> **Prompt**:
Set down the data below once more, precisely as it reads.

[Transcribed document page entries]
──────────────────────────────
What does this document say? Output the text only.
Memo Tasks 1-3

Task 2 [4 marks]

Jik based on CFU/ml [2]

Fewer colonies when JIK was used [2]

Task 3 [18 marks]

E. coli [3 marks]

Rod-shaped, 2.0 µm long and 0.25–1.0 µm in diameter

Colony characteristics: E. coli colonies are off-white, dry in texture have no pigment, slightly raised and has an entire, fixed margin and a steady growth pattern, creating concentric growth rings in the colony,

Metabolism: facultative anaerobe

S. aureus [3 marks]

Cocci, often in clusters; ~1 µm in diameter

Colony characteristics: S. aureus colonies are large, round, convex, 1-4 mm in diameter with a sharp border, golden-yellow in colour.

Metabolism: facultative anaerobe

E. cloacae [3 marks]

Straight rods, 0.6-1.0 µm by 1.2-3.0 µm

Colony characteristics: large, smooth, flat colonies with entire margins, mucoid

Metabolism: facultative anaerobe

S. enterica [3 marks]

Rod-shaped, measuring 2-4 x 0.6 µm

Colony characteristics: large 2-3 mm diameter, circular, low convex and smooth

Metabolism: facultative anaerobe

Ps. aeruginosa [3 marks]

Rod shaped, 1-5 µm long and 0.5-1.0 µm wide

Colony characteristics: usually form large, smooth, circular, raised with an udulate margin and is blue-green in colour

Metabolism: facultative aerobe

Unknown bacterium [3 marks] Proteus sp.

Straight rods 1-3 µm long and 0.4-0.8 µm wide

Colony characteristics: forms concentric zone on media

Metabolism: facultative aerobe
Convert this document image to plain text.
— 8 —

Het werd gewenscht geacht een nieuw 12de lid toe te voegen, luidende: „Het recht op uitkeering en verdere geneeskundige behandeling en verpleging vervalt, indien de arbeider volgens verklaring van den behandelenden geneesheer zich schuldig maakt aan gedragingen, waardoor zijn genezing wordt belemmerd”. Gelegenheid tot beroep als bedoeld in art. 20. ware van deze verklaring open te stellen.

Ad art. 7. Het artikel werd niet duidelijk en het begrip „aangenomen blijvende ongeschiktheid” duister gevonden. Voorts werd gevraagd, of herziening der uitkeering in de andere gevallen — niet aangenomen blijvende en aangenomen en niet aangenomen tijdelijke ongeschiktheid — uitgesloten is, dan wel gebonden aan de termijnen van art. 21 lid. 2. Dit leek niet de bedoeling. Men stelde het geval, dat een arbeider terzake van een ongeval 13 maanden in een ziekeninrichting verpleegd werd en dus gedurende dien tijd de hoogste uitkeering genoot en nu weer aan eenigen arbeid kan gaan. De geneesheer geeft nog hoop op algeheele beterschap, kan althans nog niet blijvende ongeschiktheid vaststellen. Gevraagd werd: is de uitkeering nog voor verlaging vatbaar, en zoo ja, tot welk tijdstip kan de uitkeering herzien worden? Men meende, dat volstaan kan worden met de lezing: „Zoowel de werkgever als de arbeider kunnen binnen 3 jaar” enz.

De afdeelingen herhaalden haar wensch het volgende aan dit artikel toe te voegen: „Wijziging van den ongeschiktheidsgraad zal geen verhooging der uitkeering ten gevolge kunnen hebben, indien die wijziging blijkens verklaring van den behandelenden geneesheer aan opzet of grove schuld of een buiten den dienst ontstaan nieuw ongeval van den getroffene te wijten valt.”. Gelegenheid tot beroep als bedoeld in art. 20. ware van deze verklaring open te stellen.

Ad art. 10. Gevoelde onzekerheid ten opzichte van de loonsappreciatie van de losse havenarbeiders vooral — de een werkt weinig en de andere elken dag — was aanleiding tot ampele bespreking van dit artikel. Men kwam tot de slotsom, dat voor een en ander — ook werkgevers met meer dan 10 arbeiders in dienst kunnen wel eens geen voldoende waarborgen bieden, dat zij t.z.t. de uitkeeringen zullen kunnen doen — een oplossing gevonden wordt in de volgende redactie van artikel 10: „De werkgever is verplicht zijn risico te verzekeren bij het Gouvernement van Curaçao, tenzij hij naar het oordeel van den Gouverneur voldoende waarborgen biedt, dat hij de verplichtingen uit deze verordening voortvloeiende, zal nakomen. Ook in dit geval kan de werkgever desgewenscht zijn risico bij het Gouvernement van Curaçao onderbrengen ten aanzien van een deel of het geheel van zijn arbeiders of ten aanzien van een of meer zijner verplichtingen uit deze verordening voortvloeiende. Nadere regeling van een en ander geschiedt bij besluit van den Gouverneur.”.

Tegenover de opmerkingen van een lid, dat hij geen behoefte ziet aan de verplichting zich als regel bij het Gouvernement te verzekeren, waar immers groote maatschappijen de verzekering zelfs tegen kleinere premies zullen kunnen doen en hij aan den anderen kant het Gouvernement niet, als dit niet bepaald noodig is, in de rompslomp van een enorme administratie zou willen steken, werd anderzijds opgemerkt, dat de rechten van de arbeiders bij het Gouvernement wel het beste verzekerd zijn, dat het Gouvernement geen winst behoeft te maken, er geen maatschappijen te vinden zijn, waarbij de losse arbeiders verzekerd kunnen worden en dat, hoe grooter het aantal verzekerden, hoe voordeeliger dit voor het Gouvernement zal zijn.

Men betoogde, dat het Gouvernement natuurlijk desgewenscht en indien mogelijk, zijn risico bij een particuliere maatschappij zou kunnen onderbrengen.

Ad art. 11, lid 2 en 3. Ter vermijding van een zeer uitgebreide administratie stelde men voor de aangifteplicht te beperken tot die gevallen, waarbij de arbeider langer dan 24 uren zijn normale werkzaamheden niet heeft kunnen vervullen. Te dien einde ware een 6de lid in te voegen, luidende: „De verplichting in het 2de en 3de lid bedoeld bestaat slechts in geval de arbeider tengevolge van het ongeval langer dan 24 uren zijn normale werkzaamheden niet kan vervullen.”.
──────────────────────────────
> **Reply to the task**:
What does this document say? Output the text only.
Memo Tasks 1-3

Task 2 [4 marks]

Jik based on CFU/ml [2]

Fewer colonies when JIK was used [2]

Task 3 [18 marks]

E. coli [3 marks]

Rod-shaped, 2.0 µm long and 0.25–1.0 µm in diameter

Colony characteristics: E. coli colonies are off-white, dry in texture have no pigment, slightly raised and has an entire, fixed margin and a steady growth pattern, creating concentric growth rings in the colony,

Metabolism: facultative anaerobe

S. aureus [3 marks]

Cocci, often in clusters; ~1 µm in diameter

Colony characteristics: S. aureus colonies are large, round, convex, 1-4 mm in diameter with a sharp border, golden-yellow in colour.

Metabolism: facultative anaerobe

E. cloacae [3 marks]

Straight rods, 0.6-1.0 µm by 1.2-3.0 µm

Colony characteristics: large, smooth, flat colonies with entire margins, mucoid

Metabolism: facultative anaerobe

S. enterica [3 marks]

Rod-shaped, measuring 2-4 x 0.6 µm

Colony characteristics: large 2-3 mm diameter, circular, low convex and smooth

Metabolism: facultative anaerobe

Ps. aeruginosa [3 marks]

Rod shaped, 1-5 µm long and 0.5-1.0 µm wide

Colony characteristics: usually form large, smooth, circular, raised with an udulate margin and is blue-green in colour

Metabolism: facultative aerobe

Unknown bacterium [3 marks] Proteus sp.

Straight rods 1-3 µm long and 0.4-0.8 µm wide

Colony characteristics: forms concentric zone on media

Metabolism: facultative aerobe
Convert this document image to plain text.
— 8 —

Het werd gewenscht geacht een nieuw 12de lid toe te voegen, luidende: „Het recht op uitkeering en verdere geneeskundige behandeling en verpleging vervalt, indien de arbeider volgens verklaring van den behandelenden geneesheer zich schuldig maakt aan gedragingen, waardoor zijn genezing wordt belemmerd”. Gelegenheid tot beroep als bedoeld in art. 20. ware van deze verklaring open te stellen.

Ad art. 7. Het artikel werd niet duidelijk en het begrip „aangenomen blijvende ongeschiktheid” duister gevonden. Voorts werd gevraagd, of herziening der uitkeering in de andere gevallen — niet aangenomen blijvende en aangenomen en niet aangenomen tijdelijke ongeschiktheid — uitgesloten is, dan wel gebonden aan de termijnen van art. 21 lid. 2. Dit leek niet de bedoeling. Men stelde het geval, dat een arbeider terzake van een ongeval 13 maanden in een ziekeninrichting verpleegd werd en dus gedurende dien tijd de hoogste uitkeering genoot en nu weer aan eenigen arbeid kan gaan. De geneesheer geeft nog hoop op algeheele beterschap, kan althans nog niet blijvende ongeschiktheid vaststellen. Gevraagd werd: is de uitkeering nog voor verlaging vatbaar, en zoo ja, tot welk tijdstip kan de uitkeering herzien worden? Men meende, dat volstaan kan worden met de lezing: „Zoowel de werkgever als de arbeider kunnen binnen 3 jaar” enz.

De afdeelingen herhaalden haar wensch het volgende aan dit artikel toe te voegen: „Wijziging van den ongeschiktheidsgraad zal geen verhooging der uitkeering ten gevolge kunnen hebben, indien die wijziging blijkens verklaring van den behandelenden geneesheer aan opzet of grove schuld of een buiten den dienst ontstaan nieuw ongeval van den getroffene te wijten valt.”. Gelegenheid tot beroep als bedoeld in art. 20. ware van deze verklaring open te stellen.

Ad art. 10. Gevoelde onzekerheid ten opzichte van de loonsappreciatie van de losse havenarbeiders vooral — de een werkt weinig en de andere elken dag — was aanleiding tot ampele bespreking van dit artikel. Men kwam tot de slotsom, dat voor een en ander — ook werkgevers met meer dan 10 arbeiders in dienst kunnen wel eens geen voldoende waarborgen bieden, dat zij t.z.t. de uitkeeringen zullen kunnen doen — een oplossing gevonden wordt in de volgende redactie van artikel 10: „De werkgever is verplicht zijn risico te verzekeren bij het Gouvernement van Curaçao, tenzij hij naar het oordeel van den Gouverneur voldoende waarborgen biedt, dat hij de verplichtingen uit deze verordening voortvloeiende, zal nakomen. Ook in dit geval kan de werkgever desgewenscht zijn risico bij het Gouvernement van Curaçao onderbrengen ten aanzien van een deel of het geheel van zijn arbeiders of ten aanzien van een of meer zijner verplichtingen uit deze verordening voortvloeiende. Nadere regeling van een en ander geschiedt bij besluit van den Gouverneur.”.

Tegenover de opmerkingen van een lid, dat hij geen behoefte ziet aan de verplichting zich als regel bij het Gouvernement te verzekeren, waar immers groote maatschappijen de verzekering zelfs tegen kleinere premies zullen kunnen doen en hij aan den anderen kant het Gouvernement niet, als dit niet bepaald noodig is, in de rompslomp van een enorme administratie zou willen steken, werd anderzijds opgemerkt, dat de rechten van de arbeiders bij het Gouvernement wel het beste verzekerd zijn, dat het Gouvernement geen winst behoeft te maken, er geen maatschappijen te vinden zijn, waarbij de losse arbeiders verzekerd kunnen worden en dat, hoe grooter het aantal verzekerden, hoe voordeeliger dit voor het Gouvernement zal zijn.

Men betoogde, dat het Gouvernement natuurlijk desgewenscht en indien mogelijk, zijn risico bij een particuliere maatschappij zou kunnen onderbrengen.

Ad art. 11, lid 2 en 3. Ter vermijding van een zeer uitgebreide administratie stelde men voor de aangifteplicht te beperken tot die gevallen, waarbij de arbeider langer dan 24 uren zijn normale werkzaamheden niet heeft kunnen vervullen. Te dien einde ware een 6de lid in te voegen, luidende: „De verplichting in het 2de en 3de lid bedoeld bestaat slechts in geval de arbeider tengevolge van het ongeval langer dan 24 uren zijn normale werkzaamheden niet kan vervullen.”.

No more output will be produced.